Julio era el gran mes de la siega, del trigo, cebada, centeno, de la trilla y del descanso con las fiestas de Santa Ana, que despedían un mes de intenso trabajo bajo el sol ardiente de la Serranía de Cuenca. El estruendo de aquella primera segadora en los años setenta era la manera de concebir el progreso, aunque después se debiera repasar el campo con la hoz y la zoqueta. A destajo trabajaba una familia entera, intensa, quienes vivían en el pueblo, en Reíllo, y quienes tuvieron que emigrar a las ciudades. Y participaban todos, grandes y pequeños, no había más remedio. Cuando se montaban las gavillas y haces era un momento especial, aquellos rectángulos de paja conformaban un bellísimo y único paisaje agrícola. Era el resultado de largos días sin tregua en tierras donde, dicen, hay nueve meses de invierno y tres de infierno. Para una familia de seis hermanos, con casi dos decenas de hijas e hijos, el mes de julio era una permanente ebullición de esfuerzo y satisfacción por conversar aquello que siempre había marcado la vida entre el cielo y la tierra. El campo, la agricultura, la vida rural.
Llegar a la era del pueblo era una fiesta, a pesar de la dureza del proceso. Las niñas y niños de la familia peleábamos por subir al trillo con silla incorporada y dirigido por aquellas mulas que giraban mientras las piedras de pedernal iban separando los granos de la paja. Después llegaban la horca y la pala para aventar la mies trillada y lanzar al aire el cereal. Aquello era tremendo hasta que llegó a la familia una aventadora con poleas y enganchada al tractor gris del tío Paco, el hermano mayor. Llovía trigo del aire, y polvo, mucho polvo, mientras abrasaba la solana manchega. El refugio era la cocinilla y los espacios sombríos de una abuela de pocas palabras y mucha ternura. Su vida se recluía al entorno de la chimenea a pie de tierra, a los cacharros de barro siempre humeantes, y a la gran sala de una casona que era parador de peones camineros.
Aquel aroma perdura junto al recuerdo de las conversaciones sobre la difícil vida de la gente del campo, de la precariedad, esfuerzos, del trabajo diario de sol a sol en los pequeños pueblos, en cualquier pequeño pueblo de cualquier territorio
Hay olores que perviven en la memoria y en el corazón. Me acompañan aquellos vapores que envolvían a una mujer mayor, mi abuela María, madre de seis varones y vestida de negro, en torno a la cazuela, cocinando un potaje mientras removía unas gachas, y todo sucedía bajo el lar de un comedor que unía a una familia. La algarabía infantil rondaba entre el corral y el establo removiendo ovejas, gallinas, conejos y puercos. Todos esperando para sentarse en una silla, con la navaja y un trozo de pan en la mano, y rodear la sartén de la harina de almortas tostada para mojar y pillar algún trozo de panceta o chorizo. En verano, el mojete de tomate era lo mejor de la jornada. Aquel aroma perdura junto al recuerdo de las conversaciones sobre la difícil vida de la gente del campo, de la precariedad, esfuerzos, del trabajo diario de sol a sol en los pequeños pueblos, en cualquier pequeño pueblo de cualquier territorio. Quejidos y sueños que fluían mirando las altas llamas que prendían desde el suelo. Una sabiduría que nacía de la observación del fuego y del cielo. Fuertemente arraigados a la tierra, resignados y también agradecidos por sobrevivir a tantas miserias. Y felices porque aquella vida quedaba lejos del estallido urbano, del ruido y de los escaparates humanos. Ellas y ellos marcan hoy el paso del tiempo de aquellas niñas y niños que fueron, de aquellos que marcharon, de una extensa familia que vivió de sus manos, entre el cielo y la tierra. Los silencios de una tierra pequeña, hermosa, y de sus gentes. Los pueblos que se vaciaron, que siguen luchando por sobrevivir, que siguen mirando al cielo y a la tierra. Los pueblos de todos los territorios que debemos proteger.
________________
*Requisitos*
A. ¿Qué animales aparecen mencionados en el relato sobre la siega en Reíllo?
B. Prolonga el relato sobre la siega en Reíllo a partir del punto en que termina.

*Información proporcionada*
________________
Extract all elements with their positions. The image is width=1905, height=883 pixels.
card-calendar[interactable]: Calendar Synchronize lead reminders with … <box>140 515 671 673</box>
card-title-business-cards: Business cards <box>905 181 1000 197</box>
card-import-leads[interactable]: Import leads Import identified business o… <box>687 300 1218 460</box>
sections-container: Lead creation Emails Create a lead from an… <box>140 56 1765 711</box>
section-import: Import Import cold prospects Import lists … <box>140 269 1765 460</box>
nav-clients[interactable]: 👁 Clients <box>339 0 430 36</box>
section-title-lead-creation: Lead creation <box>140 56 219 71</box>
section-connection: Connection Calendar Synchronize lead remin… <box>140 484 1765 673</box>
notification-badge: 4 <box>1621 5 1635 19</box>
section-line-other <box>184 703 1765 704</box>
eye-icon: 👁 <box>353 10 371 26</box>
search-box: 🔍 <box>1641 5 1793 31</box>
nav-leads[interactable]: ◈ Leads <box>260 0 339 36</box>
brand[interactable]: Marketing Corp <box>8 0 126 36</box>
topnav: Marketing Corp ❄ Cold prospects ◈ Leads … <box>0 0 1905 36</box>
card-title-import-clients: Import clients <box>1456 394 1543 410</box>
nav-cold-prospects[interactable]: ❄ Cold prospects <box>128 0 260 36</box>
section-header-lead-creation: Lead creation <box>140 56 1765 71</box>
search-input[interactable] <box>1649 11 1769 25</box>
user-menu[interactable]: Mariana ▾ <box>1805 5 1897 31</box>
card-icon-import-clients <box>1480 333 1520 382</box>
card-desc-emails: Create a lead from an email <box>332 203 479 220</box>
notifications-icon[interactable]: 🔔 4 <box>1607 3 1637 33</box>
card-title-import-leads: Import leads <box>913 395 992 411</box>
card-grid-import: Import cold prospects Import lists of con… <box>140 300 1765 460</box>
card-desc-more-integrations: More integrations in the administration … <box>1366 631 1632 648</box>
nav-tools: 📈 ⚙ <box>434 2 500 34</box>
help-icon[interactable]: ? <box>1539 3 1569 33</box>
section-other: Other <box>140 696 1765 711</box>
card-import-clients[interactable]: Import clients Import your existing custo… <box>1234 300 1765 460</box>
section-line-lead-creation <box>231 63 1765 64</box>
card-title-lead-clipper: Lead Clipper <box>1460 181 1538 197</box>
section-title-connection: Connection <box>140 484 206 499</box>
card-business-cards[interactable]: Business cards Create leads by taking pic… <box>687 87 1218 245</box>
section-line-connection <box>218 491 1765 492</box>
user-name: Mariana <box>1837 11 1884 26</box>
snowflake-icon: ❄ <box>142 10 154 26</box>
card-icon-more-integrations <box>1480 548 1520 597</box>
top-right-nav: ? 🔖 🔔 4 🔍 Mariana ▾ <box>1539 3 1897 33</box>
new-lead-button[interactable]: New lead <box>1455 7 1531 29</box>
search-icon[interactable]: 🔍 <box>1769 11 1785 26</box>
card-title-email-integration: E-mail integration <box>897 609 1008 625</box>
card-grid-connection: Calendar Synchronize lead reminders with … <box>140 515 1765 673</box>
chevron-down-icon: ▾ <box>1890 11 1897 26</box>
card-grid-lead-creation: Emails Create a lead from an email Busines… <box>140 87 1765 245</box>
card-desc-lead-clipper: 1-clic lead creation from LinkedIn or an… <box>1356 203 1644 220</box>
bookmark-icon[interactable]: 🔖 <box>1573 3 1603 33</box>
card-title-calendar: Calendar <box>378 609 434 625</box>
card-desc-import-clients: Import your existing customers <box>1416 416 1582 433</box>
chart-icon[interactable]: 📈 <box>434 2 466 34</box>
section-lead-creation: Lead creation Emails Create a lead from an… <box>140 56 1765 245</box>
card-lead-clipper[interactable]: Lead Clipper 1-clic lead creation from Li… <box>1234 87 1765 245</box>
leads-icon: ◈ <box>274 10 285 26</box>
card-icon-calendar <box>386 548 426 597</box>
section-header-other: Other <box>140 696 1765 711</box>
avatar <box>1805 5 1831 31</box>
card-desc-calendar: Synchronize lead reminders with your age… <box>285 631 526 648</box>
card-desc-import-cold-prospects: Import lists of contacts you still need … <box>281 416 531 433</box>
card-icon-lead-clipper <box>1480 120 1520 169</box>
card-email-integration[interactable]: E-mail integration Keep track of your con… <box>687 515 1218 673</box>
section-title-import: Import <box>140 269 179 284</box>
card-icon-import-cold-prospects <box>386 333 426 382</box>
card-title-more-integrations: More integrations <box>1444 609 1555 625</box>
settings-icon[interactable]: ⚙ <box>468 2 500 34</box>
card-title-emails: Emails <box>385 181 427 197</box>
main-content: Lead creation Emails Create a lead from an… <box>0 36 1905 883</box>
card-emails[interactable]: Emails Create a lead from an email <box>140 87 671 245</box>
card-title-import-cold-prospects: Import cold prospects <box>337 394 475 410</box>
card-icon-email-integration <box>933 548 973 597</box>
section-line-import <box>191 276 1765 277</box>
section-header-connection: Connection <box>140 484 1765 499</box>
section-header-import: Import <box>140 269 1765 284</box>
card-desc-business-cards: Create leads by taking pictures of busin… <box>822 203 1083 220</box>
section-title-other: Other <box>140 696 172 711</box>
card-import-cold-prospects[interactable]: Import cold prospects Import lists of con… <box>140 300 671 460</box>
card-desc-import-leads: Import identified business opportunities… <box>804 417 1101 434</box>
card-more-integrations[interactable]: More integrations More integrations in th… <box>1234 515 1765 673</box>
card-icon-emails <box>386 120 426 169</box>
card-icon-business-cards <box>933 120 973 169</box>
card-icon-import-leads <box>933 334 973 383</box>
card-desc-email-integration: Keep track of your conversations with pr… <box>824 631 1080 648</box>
________________
*Respuestas finales*
A. Mulas, ovejas, gallinas, conejos y puercos.

B.
Cuando se habla de una ‘urgente’ lucha contra la despoblación, cuando se prometen beneficios fiscales, recursos y buenas intenciones, parece quedar la duda. Porque se ha hablado ya muchas veces, pasa el tiempo, lo dicho no pasa al hecho, y el descenso de la población es imparable. Además de las inversiones hay que promover la estima hacia los pueblos, la autoestima de quienes residen, poniendo en valor la vida en los pueblos, desde las administraciones públicas y desde el mismo corazón de los municipios. Es imprescindible apreciar los pueblos y su idiosincrasia, planificar su futuro como ciudadanía de primera, con los mismos derechos de quienes residen en las ciudades, y planificar el presente contando con los habitantes del mundo rural. Una batería política de medidas y decretos no funciona si no se empodera el contexto rural ni se promueve la vida rural, si no se cuida a sus habitantes ni se piensa prioritariamente en la población joven. Porque esta sociedad sigue enmarcando los pueblos en un hábitat externo, preciso, marginal, lejano, y en un destino de ocio y descanso. Pero la vida real es otra historia.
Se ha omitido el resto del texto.